→ Written problem:
Reproduce all records exactly.

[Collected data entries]

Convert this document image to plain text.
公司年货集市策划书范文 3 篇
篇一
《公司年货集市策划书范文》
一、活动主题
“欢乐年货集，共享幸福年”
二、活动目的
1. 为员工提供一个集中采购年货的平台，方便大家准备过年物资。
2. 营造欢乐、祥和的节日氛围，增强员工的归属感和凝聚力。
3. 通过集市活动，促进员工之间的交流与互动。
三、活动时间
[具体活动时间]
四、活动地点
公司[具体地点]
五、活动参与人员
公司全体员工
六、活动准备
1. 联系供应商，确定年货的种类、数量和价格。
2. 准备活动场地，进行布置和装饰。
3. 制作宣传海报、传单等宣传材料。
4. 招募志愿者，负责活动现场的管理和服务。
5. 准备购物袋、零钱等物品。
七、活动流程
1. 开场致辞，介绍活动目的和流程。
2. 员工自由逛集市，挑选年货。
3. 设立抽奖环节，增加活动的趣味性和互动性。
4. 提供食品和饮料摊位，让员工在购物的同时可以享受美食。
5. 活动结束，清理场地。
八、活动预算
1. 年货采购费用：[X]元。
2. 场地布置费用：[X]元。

→ The completed task:
Convert this document image to plain text.
公司年货集市策划书范文 3 篇
篇一
《公司年货集市策划书范文》
一、活动主题
“欢乐年货集，共享幸福年”
二、活动目的
1. 为员工提供一个集中采购年货的平台，方便大家准备过年物资。
2. 营造欢乐、祥和的节日氛围，增强员工的归属感和凝聚力。
3. 通过集市活动，促进员工之间的交流与互动。
三、活动时间
[具体活动时间]
四、活动地点
公司[具体地点]
五、活动参与人员
公司全体员工
六、活动准备
1. 联系供应商，确定年货的种类、数量和价格。
2. 准备活动场地，进行布置和装饰。
3. 制作宣传海报、传单等宣传材料。
4. 招募志愿者，负责活动现场的管理和服务。
5. 准备购物袋、零钱等物品。
七、活动流程
1. 开场致辞，介绍活动目的和流程。
2. 员工自由逛集市，挑选年货。
3. 设立抽奖环节，增加活动的趣味性和互动性。
4. 提供食品和饮料摊位，让员工在购物的同时可以享受美食。
5. 活动结束，清理场地。
八、活动预算
1. 年货采购费用：[X]元。
2. 场地布置费用：[X]元。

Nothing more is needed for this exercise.